Problem to work on: Filter the entries below, keeping every line that has the word "التنبؤات".

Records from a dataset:
####

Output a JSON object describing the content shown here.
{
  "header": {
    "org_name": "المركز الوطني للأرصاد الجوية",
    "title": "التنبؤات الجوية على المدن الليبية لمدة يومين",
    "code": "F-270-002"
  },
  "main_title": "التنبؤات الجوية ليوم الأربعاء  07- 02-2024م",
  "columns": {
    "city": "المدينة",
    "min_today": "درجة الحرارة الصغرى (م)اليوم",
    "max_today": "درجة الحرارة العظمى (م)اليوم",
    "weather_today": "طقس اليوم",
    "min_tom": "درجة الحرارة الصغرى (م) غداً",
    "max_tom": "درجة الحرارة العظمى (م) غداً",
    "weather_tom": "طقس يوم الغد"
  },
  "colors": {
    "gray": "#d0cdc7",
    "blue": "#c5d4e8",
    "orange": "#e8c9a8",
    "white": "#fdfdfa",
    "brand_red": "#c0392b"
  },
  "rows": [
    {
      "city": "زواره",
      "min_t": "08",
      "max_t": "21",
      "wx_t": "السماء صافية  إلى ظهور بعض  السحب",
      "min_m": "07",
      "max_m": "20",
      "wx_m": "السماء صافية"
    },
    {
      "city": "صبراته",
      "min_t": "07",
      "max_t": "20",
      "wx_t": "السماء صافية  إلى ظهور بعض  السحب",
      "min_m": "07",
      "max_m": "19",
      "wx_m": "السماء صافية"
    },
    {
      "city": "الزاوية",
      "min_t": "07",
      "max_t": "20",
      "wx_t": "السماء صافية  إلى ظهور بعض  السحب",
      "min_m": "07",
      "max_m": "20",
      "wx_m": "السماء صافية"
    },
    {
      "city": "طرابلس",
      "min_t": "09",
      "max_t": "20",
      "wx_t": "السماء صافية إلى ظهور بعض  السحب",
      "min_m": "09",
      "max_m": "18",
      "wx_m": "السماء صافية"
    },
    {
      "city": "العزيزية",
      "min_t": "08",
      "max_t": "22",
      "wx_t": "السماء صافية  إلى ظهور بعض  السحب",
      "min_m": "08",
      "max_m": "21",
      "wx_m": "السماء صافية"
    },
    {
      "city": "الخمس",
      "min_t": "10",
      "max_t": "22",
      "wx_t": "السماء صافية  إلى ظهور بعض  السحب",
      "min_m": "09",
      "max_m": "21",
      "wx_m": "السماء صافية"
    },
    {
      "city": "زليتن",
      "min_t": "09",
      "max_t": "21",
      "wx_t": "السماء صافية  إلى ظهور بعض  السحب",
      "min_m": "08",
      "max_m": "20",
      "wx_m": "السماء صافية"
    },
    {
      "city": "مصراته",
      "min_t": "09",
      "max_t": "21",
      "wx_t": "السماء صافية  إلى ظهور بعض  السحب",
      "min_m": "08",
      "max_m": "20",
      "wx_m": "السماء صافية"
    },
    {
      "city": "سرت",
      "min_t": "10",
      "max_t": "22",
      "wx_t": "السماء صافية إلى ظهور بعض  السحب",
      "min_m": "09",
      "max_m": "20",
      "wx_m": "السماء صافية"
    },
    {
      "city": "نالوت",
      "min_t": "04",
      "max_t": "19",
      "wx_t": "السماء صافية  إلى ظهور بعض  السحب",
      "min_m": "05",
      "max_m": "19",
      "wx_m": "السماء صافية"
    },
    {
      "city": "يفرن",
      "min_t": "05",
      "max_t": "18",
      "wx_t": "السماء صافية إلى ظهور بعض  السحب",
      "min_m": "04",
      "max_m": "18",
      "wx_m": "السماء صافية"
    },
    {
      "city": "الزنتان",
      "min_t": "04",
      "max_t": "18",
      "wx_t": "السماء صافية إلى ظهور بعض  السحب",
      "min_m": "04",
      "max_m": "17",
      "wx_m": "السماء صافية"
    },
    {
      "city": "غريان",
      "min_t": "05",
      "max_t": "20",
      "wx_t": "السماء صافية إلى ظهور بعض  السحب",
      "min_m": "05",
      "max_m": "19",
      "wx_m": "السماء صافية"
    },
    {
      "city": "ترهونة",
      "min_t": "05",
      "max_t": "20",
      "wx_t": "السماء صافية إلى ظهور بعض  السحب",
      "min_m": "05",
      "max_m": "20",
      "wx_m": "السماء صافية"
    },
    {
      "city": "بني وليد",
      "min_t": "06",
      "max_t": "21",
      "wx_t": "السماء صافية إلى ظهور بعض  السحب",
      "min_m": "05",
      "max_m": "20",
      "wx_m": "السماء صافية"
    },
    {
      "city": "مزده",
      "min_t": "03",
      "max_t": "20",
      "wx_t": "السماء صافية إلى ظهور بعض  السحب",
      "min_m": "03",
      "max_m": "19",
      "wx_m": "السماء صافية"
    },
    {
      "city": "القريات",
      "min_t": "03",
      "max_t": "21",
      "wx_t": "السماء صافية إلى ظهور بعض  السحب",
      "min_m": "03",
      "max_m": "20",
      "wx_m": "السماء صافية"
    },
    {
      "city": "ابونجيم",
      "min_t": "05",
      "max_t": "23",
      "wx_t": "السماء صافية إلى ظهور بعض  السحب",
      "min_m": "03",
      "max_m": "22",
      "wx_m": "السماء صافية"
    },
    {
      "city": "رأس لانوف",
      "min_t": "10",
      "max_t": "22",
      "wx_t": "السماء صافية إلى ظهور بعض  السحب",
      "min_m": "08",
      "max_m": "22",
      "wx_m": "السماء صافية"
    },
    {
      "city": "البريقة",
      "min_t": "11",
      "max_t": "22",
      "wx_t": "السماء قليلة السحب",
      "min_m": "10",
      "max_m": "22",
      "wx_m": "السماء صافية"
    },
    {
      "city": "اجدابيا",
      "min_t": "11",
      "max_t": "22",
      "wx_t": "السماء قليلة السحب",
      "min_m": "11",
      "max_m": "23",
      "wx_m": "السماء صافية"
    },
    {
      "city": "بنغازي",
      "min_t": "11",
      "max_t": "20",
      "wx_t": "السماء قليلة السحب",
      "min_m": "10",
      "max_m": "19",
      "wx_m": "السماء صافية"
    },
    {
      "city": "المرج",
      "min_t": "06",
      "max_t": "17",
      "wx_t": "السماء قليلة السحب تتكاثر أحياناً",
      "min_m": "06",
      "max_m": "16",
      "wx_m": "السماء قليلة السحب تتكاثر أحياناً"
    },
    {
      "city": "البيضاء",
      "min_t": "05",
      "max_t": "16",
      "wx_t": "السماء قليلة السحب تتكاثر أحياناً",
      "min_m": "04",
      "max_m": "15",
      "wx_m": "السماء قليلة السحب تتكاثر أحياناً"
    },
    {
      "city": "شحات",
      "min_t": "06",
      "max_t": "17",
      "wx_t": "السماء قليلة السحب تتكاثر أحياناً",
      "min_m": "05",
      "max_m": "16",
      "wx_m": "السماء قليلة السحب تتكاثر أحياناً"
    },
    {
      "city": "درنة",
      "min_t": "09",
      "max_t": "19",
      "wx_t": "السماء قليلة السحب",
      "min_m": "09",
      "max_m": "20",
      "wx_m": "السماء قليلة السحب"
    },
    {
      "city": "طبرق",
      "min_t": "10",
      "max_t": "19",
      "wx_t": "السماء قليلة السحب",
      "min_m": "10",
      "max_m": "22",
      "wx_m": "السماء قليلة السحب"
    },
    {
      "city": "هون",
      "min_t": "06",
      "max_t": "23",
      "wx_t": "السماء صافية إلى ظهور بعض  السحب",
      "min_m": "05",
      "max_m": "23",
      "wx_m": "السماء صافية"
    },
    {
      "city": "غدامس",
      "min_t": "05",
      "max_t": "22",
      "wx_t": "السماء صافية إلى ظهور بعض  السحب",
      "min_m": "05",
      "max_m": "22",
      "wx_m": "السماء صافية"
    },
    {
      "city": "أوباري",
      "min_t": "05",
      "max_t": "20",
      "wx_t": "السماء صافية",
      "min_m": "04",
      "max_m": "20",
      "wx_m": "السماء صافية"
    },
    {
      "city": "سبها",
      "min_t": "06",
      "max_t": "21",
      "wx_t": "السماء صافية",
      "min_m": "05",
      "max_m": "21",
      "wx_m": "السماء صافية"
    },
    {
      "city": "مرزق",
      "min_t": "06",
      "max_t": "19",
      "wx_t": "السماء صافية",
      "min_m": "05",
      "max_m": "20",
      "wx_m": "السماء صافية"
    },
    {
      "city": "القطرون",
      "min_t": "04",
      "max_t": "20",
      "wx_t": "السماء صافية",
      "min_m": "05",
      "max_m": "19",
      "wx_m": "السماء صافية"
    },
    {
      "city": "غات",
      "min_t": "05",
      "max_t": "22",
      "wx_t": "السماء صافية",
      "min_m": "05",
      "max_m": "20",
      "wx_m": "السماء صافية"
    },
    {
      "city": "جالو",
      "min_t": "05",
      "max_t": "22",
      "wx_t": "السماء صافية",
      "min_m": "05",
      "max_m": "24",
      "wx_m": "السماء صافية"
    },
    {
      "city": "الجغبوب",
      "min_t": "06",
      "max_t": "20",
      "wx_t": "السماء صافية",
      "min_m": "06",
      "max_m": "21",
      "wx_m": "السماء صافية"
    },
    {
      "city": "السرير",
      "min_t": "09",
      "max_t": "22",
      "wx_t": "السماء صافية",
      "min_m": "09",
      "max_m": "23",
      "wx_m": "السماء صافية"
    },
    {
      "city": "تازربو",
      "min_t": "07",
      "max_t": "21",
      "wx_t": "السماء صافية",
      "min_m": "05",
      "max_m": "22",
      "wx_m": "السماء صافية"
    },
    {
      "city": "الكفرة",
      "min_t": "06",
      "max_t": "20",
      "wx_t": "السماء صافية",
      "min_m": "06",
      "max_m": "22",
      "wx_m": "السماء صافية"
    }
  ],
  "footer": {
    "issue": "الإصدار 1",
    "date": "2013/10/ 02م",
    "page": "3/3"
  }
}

####

Result of the exercise:
    "title": "التنبؤات الجوية على المدن الليبية لمدة يومين",
  "main_title": "التنبؤات الجوية ليوم الأربعاء  07- 02-2024م",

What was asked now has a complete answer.